Problem details >>
Of all the lines in this data, how many include "山东省文化和旅游厅"? Respond with the number only.

Supplied records >>
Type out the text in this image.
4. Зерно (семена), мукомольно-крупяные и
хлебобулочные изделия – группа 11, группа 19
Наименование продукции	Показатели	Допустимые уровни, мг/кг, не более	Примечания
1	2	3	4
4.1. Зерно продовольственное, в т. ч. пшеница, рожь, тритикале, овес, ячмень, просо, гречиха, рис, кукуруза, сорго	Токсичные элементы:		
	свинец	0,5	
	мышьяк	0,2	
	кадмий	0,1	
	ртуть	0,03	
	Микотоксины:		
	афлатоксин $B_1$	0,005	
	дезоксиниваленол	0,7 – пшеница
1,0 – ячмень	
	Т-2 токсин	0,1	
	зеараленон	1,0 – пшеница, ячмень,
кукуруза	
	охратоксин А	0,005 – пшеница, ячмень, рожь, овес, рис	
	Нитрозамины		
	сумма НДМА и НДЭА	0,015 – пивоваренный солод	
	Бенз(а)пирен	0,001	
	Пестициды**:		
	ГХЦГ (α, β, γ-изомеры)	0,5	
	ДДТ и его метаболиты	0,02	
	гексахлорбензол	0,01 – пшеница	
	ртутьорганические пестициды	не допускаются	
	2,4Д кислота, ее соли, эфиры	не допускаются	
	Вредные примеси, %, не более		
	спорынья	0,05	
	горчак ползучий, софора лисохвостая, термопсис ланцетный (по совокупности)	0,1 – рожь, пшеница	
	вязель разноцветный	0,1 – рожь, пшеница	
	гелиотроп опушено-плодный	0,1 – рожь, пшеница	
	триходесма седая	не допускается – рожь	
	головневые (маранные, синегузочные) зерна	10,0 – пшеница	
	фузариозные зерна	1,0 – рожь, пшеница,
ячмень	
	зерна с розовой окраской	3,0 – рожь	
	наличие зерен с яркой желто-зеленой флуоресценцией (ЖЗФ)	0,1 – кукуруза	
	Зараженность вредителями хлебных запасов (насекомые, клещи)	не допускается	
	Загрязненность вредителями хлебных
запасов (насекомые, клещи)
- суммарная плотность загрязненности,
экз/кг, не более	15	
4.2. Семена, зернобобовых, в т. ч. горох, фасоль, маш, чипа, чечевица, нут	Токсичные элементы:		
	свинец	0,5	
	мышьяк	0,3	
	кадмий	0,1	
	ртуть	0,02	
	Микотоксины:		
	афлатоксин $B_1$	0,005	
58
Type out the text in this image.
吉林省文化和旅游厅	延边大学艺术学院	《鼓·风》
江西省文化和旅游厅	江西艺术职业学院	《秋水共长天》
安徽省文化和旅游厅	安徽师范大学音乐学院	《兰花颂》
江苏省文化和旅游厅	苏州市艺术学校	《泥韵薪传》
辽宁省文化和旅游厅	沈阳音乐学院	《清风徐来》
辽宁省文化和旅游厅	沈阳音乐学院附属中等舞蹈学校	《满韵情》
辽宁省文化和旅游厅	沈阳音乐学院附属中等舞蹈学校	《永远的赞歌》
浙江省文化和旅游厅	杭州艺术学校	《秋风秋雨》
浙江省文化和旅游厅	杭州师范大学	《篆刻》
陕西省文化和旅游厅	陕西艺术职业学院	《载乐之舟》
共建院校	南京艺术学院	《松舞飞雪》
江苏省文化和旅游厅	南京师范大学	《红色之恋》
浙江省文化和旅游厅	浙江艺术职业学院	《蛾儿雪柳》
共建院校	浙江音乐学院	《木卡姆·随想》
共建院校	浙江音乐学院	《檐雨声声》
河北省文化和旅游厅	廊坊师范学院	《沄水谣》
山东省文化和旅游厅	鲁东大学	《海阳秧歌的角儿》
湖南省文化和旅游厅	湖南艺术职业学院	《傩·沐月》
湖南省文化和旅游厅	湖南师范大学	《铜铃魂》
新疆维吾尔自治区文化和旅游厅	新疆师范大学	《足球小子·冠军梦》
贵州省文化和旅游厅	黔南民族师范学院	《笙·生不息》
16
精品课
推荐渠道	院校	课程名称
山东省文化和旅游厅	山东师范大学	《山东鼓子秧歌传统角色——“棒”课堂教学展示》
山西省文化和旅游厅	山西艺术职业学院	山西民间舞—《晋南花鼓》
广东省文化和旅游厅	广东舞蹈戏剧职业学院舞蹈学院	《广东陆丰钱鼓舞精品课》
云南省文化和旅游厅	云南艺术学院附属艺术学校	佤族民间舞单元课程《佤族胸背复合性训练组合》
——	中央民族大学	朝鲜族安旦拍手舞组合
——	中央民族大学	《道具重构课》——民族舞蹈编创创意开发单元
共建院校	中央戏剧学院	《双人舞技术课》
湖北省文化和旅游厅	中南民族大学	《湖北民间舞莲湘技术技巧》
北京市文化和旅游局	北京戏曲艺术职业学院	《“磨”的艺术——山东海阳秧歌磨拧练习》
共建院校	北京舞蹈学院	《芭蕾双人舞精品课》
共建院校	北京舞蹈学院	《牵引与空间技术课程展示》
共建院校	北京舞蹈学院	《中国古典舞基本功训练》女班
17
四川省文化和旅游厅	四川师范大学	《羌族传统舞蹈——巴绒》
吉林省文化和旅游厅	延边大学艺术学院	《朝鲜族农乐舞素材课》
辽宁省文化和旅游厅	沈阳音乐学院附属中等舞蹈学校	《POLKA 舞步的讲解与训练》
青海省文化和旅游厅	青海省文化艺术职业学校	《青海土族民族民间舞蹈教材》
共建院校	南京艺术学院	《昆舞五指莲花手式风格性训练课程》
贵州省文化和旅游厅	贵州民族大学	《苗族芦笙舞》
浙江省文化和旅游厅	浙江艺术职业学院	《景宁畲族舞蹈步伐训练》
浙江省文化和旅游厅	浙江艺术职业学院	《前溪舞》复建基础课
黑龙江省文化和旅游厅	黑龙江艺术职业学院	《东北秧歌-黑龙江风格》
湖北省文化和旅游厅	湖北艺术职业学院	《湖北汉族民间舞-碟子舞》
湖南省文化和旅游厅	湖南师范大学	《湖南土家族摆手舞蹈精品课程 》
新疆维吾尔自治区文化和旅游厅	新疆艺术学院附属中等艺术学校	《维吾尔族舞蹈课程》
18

Answer to this task >>
2